Leaving out the pictures, transcribe all of the records faithfully.

[begin SOURCE RECORDS]

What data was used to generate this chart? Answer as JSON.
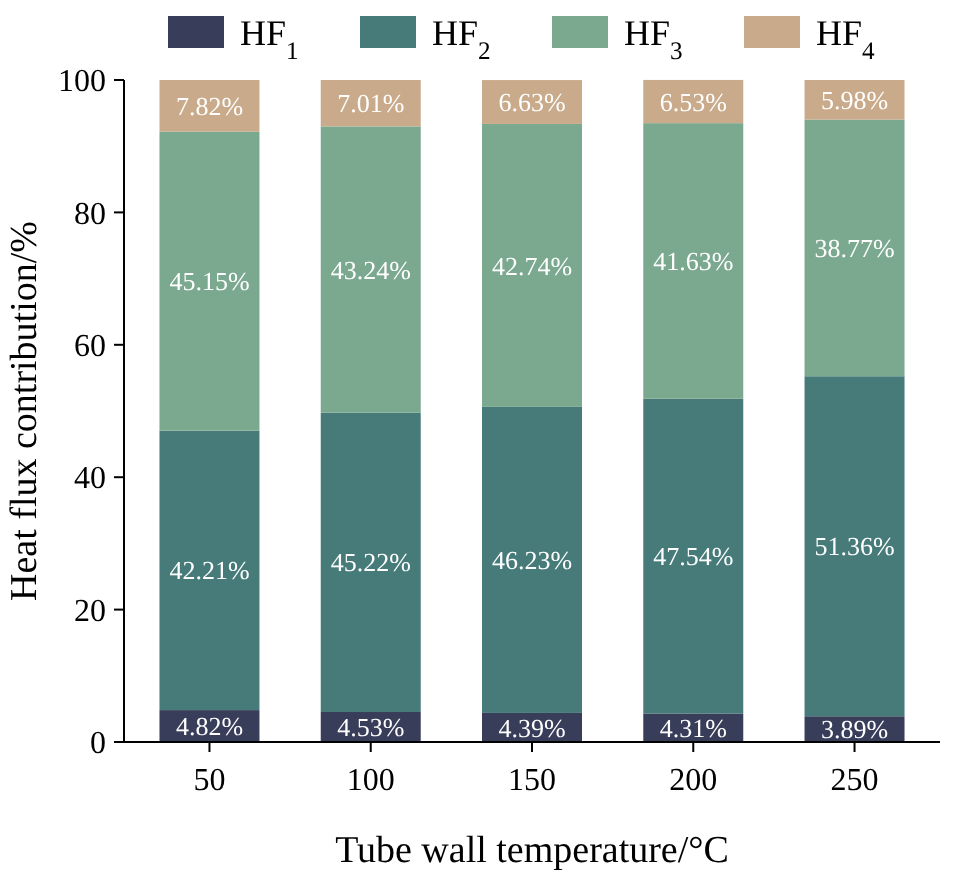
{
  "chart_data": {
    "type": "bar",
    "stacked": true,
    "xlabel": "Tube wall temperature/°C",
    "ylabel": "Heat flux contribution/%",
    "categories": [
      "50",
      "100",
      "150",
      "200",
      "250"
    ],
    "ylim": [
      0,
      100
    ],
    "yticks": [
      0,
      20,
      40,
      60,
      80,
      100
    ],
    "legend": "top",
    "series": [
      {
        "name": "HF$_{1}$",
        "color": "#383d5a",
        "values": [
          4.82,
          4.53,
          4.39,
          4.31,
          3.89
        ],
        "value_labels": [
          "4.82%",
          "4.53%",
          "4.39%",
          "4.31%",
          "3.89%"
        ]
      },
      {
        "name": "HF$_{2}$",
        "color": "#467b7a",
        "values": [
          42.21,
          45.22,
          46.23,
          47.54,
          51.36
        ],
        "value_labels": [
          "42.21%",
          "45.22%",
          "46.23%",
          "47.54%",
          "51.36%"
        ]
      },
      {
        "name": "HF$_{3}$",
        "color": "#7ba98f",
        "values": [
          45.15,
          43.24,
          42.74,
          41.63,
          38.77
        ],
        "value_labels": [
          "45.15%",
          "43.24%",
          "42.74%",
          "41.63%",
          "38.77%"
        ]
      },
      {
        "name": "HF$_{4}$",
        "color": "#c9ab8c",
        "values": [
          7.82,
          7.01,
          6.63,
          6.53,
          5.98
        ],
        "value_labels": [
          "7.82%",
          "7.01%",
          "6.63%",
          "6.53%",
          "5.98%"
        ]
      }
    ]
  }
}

[end SOURCE RECORDS]

OUTPUT OF THE EXERCISE:
What data was used to generate this chart? Answer as JSON.
{
  "chart_data": {
    "type": "bar",
    "stacked": true,
    "xlabel": "Tube wall temperature/°C",
    "ylabel": "Heat flux contribution/%",
    "categories": [
      "50",
      "100",
      "150",
      "200",
      "250"
    ],
    "ylim": [
      0,
      100
    ],
    "yticks": [
      0,
      20,
      40,
      60,
      80,
      100
    ],
    "legend": "top",
    "series": [
      {
        "name": "HF$_{1}$",
        "color": "#383d5a",
        "values": [
          4.82,
          4.53,
          4.39,
          4.31,
          3.89
        ],
        "value_labels": [
          "4.82%",
          "4.53%",
          "4.39%",
          "4.31%",
          "3.89%"
        ]
      },
      {
        "name": "HF$_{2}$",
        "color": "#467b7a",
        "values": [
          42.21,
          45.22,
          46.23,
          47.54,
          51.36
        ],
        "value_labels": [
          "42.21%",
          "45.22%",
          "46.23%",
          "47.54%",
          "51.36%"
        ]
      },
      {
        "name": "HF$_{3}$",
        "color": "#7ba98f",
        "values": [
          45.15,
          43.24,
          42.74,
          41.63,
          38.77
        ],
        "value_labels": [
          "45.15%",
          "43.24%",
          "42.74%",
          "41.63%",
          "38.77%"
        ]
      },
      {
        "name": "HF$_{4}$",
        "color": "#c9ab8c",
        "values": [
          7.82,
          7.01,
          6.63,
          6.53,
          5.98
        ],
        "value_labels": [
          "7.82%",
          "7.01%",
          "6.63%",
          "6.53%",
          "5.98%"
        ]
      }
    ]
  }
}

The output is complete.